* WHAT YOU HAVE TO DO:
What is needed here is an exact copy of all the entries below.

* RECORDS:
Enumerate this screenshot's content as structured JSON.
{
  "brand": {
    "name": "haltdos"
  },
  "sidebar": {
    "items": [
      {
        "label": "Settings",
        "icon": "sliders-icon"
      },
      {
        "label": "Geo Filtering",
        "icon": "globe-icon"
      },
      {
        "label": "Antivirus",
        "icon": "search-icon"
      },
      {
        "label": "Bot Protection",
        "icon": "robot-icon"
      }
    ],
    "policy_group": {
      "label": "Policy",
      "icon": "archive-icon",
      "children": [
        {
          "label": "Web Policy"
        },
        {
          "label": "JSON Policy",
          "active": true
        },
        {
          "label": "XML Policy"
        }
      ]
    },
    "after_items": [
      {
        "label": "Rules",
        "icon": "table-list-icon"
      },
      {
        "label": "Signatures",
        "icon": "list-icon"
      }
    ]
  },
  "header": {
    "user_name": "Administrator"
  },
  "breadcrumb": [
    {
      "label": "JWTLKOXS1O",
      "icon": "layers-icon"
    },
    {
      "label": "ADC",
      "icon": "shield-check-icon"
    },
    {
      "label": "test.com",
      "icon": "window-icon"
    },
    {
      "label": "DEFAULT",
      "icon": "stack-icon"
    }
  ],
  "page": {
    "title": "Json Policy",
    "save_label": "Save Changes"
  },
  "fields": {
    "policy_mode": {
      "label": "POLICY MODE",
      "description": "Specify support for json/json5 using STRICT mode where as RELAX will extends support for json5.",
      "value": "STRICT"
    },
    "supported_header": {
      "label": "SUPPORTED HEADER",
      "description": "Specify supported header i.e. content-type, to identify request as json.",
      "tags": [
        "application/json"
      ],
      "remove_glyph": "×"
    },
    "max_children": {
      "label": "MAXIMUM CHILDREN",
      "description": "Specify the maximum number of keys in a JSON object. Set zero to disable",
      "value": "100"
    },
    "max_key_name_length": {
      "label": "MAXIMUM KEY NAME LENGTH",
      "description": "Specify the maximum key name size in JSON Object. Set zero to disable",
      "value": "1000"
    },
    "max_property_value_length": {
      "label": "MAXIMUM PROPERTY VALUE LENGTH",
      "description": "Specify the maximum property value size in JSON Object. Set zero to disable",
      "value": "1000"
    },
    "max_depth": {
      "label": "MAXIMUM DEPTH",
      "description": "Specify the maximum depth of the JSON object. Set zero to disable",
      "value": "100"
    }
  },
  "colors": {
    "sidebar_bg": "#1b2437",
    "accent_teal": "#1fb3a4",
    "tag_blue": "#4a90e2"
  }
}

* RESPONSE FOR THIS EXERCISE:
Enumerate this screenshot's content as structured JSON.
{
  "brand": {
    "name": "haltdos"
  },
  "sidebar": {
    "items": [
      {
        "label": "Settings",
        "icon": "sliders-icon"
      },
      {
        "label": "Geo Filtering",
        "icon": "globe-icon"
      },
      {
        "label": "Antivirus",
        "icon": "search-icon"
      },
      {
        "label": "Bot Protection",
        "icon": "robot-icon"
      }
    ],
    "policy_group": {
      "label": "Policy",
      "icon": "archive-icon",
      "children": [
        {
          "label": "Web Policy"
        },
        {
          "label": "JSON Policy",
          "active": true
        },
        {
          "label": "XML Policy"
        }
      ]
    },
    "after_items": [
      {
        "label": "Rules",
        "icon": "table-list-icon"
      },
      {
        "label": "Signatures",
        "icon": "list-icon"
      }
    ]
  },
  "header": {
    "user_name": "Administrator"
  },
  "breadcrumb": [
    {
      "label": "JWTLKOXS1O",
      "icon": "layers-icon"
    },
    {
      "label": "ADC",
      "icon": "shield-check-icon"
    },
    {
      "label": "test.com",
      "icon": "window-icon"
    },
    {
      "label": "DEFAULT",
      "icon": "stack-icon"
    }
  ],
  "page": {
    "title": "Json Policy",
    "save_label": "Save Changes"
  },
  "fields": {
    "policy_mode": {
      "label": "POLICY MODE",
      "description": "Specify support for json/json5 using STRICT mode where as RELAX will extends support for json5.",
      "value": "STRICT"
    },
    "supported_header": {
      "label": "SUPPORTED HEADER",
      "description": "Specify supported header i.e. content-type, to identify request as json.",
      "tags": [
        "application/json"
      ],
      "remove_glyph": "×"
    },
    "max_children": {
      "label": "MAXIMUM CHILDREN",
      "description": "Specify the maximum number of keys in a JSON object. Set zero to disable",
      "value": "100"
    },
    "max_key_name_length": {
      "label": "MAXIMUM KEY NAME LENGTH",
      "description": "Specify the maximum key name size in JSON Object. Set zero to disable",
      "value": "1000"
    },
    "max_property_value_length": {
      "label": "MAXIMUM PROPERTY VALUE LENGTH",
      "description": "Specify the maximum property value size in JSON Object. Set zero to disable",
      "value": "1000"
    },
    "max_depth": {
      "label": "MAXIMUM DEPTH",
      "description": "Specify the maximum depth of the JSON object. Set zero to disable",
      "value": "100"
    }
  },
  "colors": {
    "sidebar_bg": "#1b2437",
    "accent_teal": "#1fb3a4",
    "tag_blue": "#4a90e2"
  }
}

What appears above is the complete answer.